** begin MATERIALS PROVIDED **

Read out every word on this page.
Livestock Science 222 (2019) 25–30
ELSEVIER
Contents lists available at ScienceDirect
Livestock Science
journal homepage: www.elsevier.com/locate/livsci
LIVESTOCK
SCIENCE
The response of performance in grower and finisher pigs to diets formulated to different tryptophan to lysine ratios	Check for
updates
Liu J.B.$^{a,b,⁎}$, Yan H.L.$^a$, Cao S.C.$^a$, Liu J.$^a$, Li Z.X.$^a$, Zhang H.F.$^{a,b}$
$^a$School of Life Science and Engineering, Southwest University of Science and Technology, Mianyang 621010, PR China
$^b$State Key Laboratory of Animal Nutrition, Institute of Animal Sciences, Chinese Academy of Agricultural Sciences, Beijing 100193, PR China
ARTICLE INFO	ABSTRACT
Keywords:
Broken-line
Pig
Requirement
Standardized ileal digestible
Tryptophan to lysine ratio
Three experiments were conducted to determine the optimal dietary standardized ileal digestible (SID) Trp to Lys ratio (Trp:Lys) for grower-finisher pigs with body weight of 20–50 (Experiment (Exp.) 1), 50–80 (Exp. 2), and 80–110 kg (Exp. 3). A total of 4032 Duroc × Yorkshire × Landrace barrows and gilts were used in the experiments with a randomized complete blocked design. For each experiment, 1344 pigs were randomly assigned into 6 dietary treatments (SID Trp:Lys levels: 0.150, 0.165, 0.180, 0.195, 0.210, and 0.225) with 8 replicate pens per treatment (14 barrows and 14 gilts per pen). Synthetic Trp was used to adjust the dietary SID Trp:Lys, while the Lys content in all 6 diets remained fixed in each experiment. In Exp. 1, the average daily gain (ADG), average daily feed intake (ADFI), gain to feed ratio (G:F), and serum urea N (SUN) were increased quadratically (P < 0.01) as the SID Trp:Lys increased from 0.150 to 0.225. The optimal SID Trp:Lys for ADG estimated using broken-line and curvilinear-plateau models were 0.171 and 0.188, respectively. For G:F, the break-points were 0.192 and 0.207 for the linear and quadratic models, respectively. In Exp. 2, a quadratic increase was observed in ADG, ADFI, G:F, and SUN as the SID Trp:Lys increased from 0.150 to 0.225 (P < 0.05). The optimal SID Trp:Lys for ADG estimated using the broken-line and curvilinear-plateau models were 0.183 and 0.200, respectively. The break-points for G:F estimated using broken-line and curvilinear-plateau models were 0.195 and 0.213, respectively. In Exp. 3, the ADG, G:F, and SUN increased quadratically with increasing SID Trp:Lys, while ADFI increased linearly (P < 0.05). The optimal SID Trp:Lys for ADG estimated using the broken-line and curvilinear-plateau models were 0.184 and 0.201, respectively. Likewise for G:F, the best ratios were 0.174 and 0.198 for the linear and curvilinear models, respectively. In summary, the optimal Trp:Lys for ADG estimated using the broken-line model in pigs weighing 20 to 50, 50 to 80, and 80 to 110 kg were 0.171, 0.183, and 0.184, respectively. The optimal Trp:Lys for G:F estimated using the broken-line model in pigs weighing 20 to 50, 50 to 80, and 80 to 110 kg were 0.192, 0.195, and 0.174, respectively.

** end MATERIALS PROVIDED **

**AIM OF THE EXERCISE**
Report the number of lines holding the string "lysine", without any other words.

**THE RESULT**
2